----- Source -----

[Swlug] imap server and smartphone

Dave Cridland dave at cridland.net
Fri Sep 23 09:11:41 UTC 2016


On 23 September 2016 at 08:56, Matt Willsher via Swlug
<swlug at mailman.lug.org.uk> wrote:
>
>
> On 23 Sep 2016, at 02:53, Ben Tullis via Swlug <swlug at mailman.lug.org.uk>
> wrote:
>
> Good reply Ben. I have some additional thoughts and questions.
>
> 2: You could open your IMAP port to the world, but protect it a bit,
> then use an IMAP client on the phone
> - Run the public IMAP service on a non-standard port number, using your
> firewall to forward the incoming traffic to the normal port
>
>
> While this stops drive by port scans, I've found remembering the ports if I
> need access from elsewhere to be awkward. If the server is kept patched then
> leaving it on the public port would be okay. Fail2ban is a must though,
> ideally with a longer block time than the default 10 minutes. Be sure to add
> your home network and perhaps work IP as exclusions to the block list to
> avoid accidental lock outs.
>
> 3: You could open your IMAP port to the world, but protect it
> cryptographically, then use an IMAP client on the phone
> - Use client-authenticating TLS so that you need to provide a valid
> digital certificate before you can connect to the port
>
>
> This is the gold standard really. From my experience, managing the certs can
> be a bit awkward, as can be setting them up in the first place with
> reasonable ciphers and hashes. For mobile use, I understand ECDSA has less
> computation overhead if the client supports it and can save on battery life
> on the phone if it's checking in the background.

-----

* Tasks to complete
1) According to the mailing list post, what is Fail2ban's default block time?
2) Write out the part of the mailing list post that opens with the words containing "[Swlug] imap server" and closes with "thoughts and questions.".

----- Entries -----

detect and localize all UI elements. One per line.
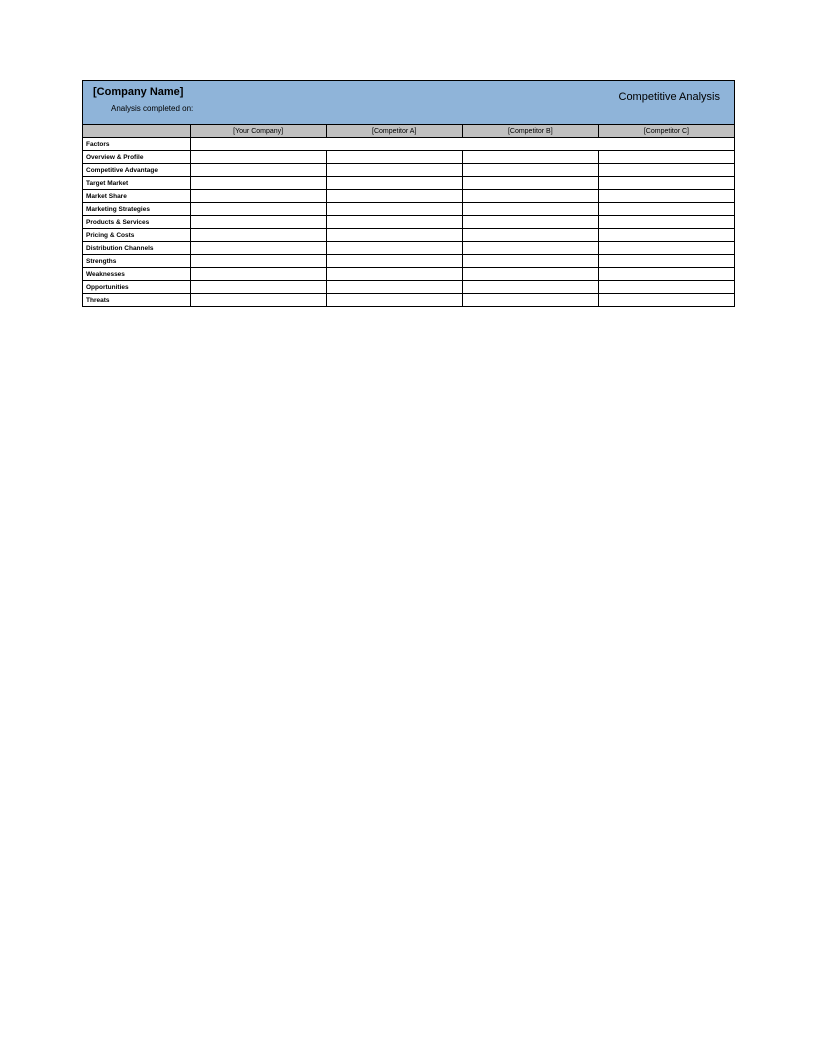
document-container: [Company Name] Analysis completed on: Co… bbox=[82, 80, 735, 307]
data-cell[interactable] bbox=[462, 151, 598, 164]
table-row: Pricing & Costs bbox=[83, 229, 735, 242]
factors-span bbox=[190, 138, 734, 151]
data-cell[interactable] bbox=[326, 268, 462, 281]
table-row: Competitive Advantage bbox=[83, 164, 735, 177]
table-row: Market Share bbox=[83, 190, 735, 203]
data-cell[interactable] bbox=[598, 255, 734, 268]
data-cell[interactable] bbox=[598, 242, 734, 255]
data-cell[interactable] bbox=[462, 229, 598, 242]
data-cell[interactable] bbox=[190, 190, 326, 203]
data-cell[interactable] bbox=[598, 177, 734, 190]
table-body: Factors Overview & ProfileCompetitive Ad… bbox=[83, 138, 735, 307]
row-label: Target Market bbox=[83, 177, 191, 190]
data-cell[interactable] bbox=[462, 281, 598, 294]
data-cell[interactable] bbox=[462, 255, 598, 268]
factors-label: Factors bbox=[83, 138, 191, 151]
data-cell[interactable] bbox=[462, 203, 598, 216]
data-cell[interactable] bbox=[462, 242, 598, 255]
data-cell[interactable] bbox=[326, 190, 462, 203]
row-label: Competitive Advantage bbox=[83, 164, 191, 177]
factors-row: Factors bbox=[83, 138, 735, 151]
data-cell[interactable] bbox=[190, 164, 326, 177]
row-label: Opportunities bbox=[83, 281, 191, 294]
data-cell[interactable] bbox=[190, 229, 326, 242]
row-label: Overview & Profile bbox=[83, 151, 191, 164]
data-cell[interactable] bbox=[326, 203, 462, 216]
data-cell[interactable] bbox=[462, 190, 598, 203]
table-row: Overview & Profile bbox=[83, 151, 735, 164]
row-label: Pricing & Costs bbox=[83, 229, 191, 242]
data-cell[interactable] bbox=[598, 203, 734, 216]
analysis-date-label: Analysis completed on: bbox=[111, 104, 724, 113]
data-cell[interactable] bbox=[326, 242, 462, 255]
data-cell[interactable] bbox=[598, 281, 734, 294]
table-row: Threats bbox=[83, 294, 735, 307]
row-label-header bbox=[83, 125, 191, 138]
row-label: Strengths bbox=[83, 255, 191, 268]
data-cell[interactable] bbox=[326, 281, 462, 294]
header-banner: [Company Name] Analysis completed on: Co… bbox=[82, 80, 735, 124]
data-cell[interactable] bbox=[326, 229, 462, 242]
table-row: Distribution Channels bbox=[83, 242, 735, 255]
table-row: Opportunities bbox=[83, 281, 735, 294]
data-cell[interactable] bbox=[598, 268, 734, 281]
row-label: Market Share bbox=[83, 190, 191, 203]
row-label: Weaknesses bbox=[83, 268, 191, 281]
data-cell[interactable] bbox=[190, 203, 326, 216]
row-label: Distribution Channels bbox=[83, 242, 191, 255]
row-label: Threats bbox=[83, 294, 191, 307]
data-cell[interactable] bbox=[598, 294, 734, 307]
row-label: Marketing Strategies bbox=[83, 203, 191, 216]
data-cell[interactable] bbox=[326, 294, 462, 307]
col-header-competitor-b: [Competitor B] bbox=[462, 125, 598, 138]
data-cell[interactable] bbox=[190, 268, 326, 281]
data-cell[interactable] bbox=[326, 164, 462, 177]
data-cell[interactable] bbox=[598, 216, 734, 229]
data-cell[interactable] bbox=[462, 216, 598, 229]
document-title: Competitive Analysis bbox=[619, 91, 721, 103]
data-cell[interactable] bbox=[190, 216, 326, 229]
data-cell[interactable] bbox=[462, 177, 598, 190]
table-row: Marketing Strategies bbox=[83, 203, 735, 216]
table-row: Strengths bbox=[83, 255, 735, 268]
data-cell[interactable] bbox=[598, 190, 734, 203]
table-header-row: [Your Company] [Competitor A] [Competito… bbox=[83, 125, 735, 138]
data-cell[interactable] bbox=[190, 151, 326, 164]
data-cell[interactable] bbox=[326, 216, 462, 229]
col-header-your-company: [Your Company] bbox=[190, 125, 326, 138]
data-cell[interactable] bbox=[326, 177, 462, 190]
data-cell[interactable] bbox=[326, 255, 462, 268]
row-label: Products & Services bbox=[83, 216, 191, 229]
table-row: Target Market bbox=[83, 177, 735, 190]
col-header-competitor-a: [Competitor A] bbox=[326, 125, 462, 138]
data-cell[interactable] bbox=[462, 268, 598, 281]
table-row: Products & Services bbox=[83, 216, 735, 229]
analysis-table: [Your Company] [Competitor A] [Competito… bbox=[82, 124, 735, 307]
data-cell[interactable] bbox=[598, 151, 734, 164]
data-cell[interactable] bbox=[190, 294, 326, 307]
data-cell[interactable] bbox=[326, 151, 462, 164]
data-cell[interactable] bbox=[190, 255, 326, 268]
data-cell[interactable] bbox=[598, 229, 734, 242]
data-cell[interactable] bbox=[190, 281, 326, 294]
data-cell[interactable] bbox=[190, 177, 326, 190]
table-row: Weaknesses bbox=[83, 268, 735, 281]
data-cell[interactable] bbox=[462, 294, 598, 307]
data-cell[interactable] bbox=[598, 164, 734, 177]
data-cell[interactable] bbox=[462, 164, 598, 177]
data-cell[interactable] bbox=[190, 242, 326, 255]
col-header-competitor-c: [Competitor C] bbox=[598, 125, 734, 138]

-----

* Exercise answers
1) 10 minutes

2)
[Swlug] imap server and smartphone

Dave Cridland dave at cridland.net
Fri Sep 23 09:11:41 UTC 2016


On 23 September 2016 at 08:56, Matt Willsher via Swlug
<swlug at mailman.lug.org.uk> wrote:
>
>
> On 23 Sep 2016, at 02:53, Ben Tullis via Swlug <swlug at mailman.lug.org.uk>
> wrote:
>
> Good reply Ben. I have some additional thoughts and questions.